▸ **Provided records**
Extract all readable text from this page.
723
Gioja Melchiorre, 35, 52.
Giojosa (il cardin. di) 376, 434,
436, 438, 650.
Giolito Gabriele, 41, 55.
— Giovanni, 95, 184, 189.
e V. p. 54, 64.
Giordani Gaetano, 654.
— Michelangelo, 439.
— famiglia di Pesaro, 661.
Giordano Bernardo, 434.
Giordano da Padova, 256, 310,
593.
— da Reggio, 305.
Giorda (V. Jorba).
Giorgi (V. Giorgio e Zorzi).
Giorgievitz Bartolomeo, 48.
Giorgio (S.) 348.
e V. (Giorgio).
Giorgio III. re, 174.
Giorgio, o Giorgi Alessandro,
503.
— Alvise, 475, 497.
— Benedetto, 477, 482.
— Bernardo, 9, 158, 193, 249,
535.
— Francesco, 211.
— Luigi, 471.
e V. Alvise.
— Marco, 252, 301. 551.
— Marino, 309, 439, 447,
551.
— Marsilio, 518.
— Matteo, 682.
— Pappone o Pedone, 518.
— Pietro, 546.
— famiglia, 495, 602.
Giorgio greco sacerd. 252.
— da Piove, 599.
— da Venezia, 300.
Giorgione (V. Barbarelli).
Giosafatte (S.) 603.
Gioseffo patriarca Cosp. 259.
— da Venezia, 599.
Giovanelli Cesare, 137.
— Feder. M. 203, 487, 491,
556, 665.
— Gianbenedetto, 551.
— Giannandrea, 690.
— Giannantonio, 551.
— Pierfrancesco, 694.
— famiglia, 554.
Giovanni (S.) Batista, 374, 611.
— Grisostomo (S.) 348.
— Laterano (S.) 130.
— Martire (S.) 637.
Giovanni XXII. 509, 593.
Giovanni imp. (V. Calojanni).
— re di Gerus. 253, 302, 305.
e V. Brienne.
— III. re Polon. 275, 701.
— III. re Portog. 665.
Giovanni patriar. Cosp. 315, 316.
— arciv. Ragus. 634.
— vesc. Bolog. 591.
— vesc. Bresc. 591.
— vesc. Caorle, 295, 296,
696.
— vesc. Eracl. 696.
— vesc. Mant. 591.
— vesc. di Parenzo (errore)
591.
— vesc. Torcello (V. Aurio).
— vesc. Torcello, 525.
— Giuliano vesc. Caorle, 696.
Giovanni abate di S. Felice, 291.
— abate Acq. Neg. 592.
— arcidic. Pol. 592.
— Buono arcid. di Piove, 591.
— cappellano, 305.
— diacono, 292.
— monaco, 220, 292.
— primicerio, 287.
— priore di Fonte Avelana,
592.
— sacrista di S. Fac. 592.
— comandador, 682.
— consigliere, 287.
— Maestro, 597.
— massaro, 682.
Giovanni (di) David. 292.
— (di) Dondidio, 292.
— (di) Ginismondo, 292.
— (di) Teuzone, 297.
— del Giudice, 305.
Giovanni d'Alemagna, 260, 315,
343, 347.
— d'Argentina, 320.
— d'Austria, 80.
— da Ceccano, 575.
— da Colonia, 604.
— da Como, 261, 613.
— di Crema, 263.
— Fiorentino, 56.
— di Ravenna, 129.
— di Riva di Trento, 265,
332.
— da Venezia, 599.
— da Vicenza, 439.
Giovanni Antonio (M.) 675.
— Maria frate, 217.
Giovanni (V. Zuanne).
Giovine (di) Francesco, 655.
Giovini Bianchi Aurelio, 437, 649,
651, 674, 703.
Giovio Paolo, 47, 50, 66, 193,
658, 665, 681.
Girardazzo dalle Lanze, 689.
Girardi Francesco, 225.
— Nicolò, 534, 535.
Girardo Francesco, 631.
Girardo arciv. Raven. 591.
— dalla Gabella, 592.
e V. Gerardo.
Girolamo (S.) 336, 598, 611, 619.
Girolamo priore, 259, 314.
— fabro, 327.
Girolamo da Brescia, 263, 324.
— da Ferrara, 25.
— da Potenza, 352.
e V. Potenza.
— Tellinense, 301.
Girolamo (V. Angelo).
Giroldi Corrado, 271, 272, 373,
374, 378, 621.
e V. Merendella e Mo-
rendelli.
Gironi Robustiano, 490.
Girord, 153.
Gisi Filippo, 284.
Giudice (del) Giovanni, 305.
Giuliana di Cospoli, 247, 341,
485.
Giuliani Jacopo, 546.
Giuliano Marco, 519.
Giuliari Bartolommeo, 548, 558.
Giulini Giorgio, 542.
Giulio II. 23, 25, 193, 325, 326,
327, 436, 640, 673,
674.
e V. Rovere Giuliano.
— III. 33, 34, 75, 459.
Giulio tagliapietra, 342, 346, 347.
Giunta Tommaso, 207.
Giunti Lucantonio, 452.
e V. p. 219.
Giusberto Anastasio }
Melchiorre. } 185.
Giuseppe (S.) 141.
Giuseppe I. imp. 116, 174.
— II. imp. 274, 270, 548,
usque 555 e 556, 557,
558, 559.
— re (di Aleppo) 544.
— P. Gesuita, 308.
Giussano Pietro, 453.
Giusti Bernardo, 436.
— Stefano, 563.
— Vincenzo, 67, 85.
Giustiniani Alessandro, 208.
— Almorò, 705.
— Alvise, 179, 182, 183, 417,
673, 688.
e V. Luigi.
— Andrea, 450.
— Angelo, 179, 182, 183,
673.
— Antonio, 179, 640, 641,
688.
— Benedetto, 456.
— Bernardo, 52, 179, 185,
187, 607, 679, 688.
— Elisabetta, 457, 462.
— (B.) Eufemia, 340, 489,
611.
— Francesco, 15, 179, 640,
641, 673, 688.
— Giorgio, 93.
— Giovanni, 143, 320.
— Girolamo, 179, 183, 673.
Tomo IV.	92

▸ **Exercise directions**
Select all lines in the listing that include the word "priore".

▸ **The completed task**
— priore di Fonte Avelana,
Girolamo priore, 259, 314.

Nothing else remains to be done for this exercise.